Begin Exercise materials
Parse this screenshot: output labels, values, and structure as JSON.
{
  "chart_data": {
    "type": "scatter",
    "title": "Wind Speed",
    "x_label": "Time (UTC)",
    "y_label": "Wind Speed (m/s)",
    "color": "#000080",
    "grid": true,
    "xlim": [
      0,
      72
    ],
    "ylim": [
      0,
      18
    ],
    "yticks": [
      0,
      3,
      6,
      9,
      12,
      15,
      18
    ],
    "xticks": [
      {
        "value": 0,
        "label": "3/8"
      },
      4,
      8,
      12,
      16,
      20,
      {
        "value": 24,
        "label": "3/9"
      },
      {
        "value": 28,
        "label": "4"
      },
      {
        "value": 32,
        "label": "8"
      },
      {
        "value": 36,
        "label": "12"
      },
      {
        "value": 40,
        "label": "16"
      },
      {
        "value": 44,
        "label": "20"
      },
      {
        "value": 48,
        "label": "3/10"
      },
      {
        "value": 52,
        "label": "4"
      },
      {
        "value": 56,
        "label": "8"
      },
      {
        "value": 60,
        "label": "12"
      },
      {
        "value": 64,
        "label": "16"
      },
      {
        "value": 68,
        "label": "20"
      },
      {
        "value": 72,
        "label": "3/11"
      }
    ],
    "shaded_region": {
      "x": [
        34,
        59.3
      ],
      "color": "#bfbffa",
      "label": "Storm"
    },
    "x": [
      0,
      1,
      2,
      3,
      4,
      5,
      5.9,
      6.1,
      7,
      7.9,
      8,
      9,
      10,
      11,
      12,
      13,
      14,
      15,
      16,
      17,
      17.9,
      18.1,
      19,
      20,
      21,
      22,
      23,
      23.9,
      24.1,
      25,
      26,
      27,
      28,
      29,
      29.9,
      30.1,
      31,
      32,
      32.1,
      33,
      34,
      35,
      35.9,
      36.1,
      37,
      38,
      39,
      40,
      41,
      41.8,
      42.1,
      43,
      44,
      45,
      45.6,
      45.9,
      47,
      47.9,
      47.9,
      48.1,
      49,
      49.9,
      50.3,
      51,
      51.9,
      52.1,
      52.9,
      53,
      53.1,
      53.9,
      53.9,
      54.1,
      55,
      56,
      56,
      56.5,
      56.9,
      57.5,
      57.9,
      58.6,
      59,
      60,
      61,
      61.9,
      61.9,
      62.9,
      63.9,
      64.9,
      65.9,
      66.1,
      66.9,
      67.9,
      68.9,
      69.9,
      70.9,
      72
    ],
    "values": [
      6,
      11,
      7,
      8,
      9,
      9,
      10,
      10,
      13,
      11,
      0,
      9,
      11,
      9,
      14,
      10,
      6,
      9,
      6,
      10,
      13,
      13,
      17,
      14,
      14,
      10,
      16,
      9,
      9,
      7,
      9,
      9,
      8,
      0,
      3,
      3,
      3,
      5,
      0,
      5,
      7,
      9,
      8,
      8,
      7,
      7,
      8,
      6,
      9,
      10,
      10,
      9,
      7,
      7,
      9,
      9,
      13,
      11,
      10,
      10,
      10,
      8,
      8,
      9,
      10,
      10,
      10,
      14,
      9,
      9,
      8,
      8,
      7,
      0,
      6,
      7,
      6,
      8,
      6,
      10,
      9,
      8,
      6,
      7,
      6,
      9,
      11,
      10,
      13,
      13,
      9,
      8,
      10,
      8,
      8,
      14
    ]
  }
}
End Exercise materials
What you have to do → Search the preceding listing for the word "values" and pull out every line that holds it.

Complete response →
Parse this screenshot: output labels, values, and structure as JSON.
    "values": [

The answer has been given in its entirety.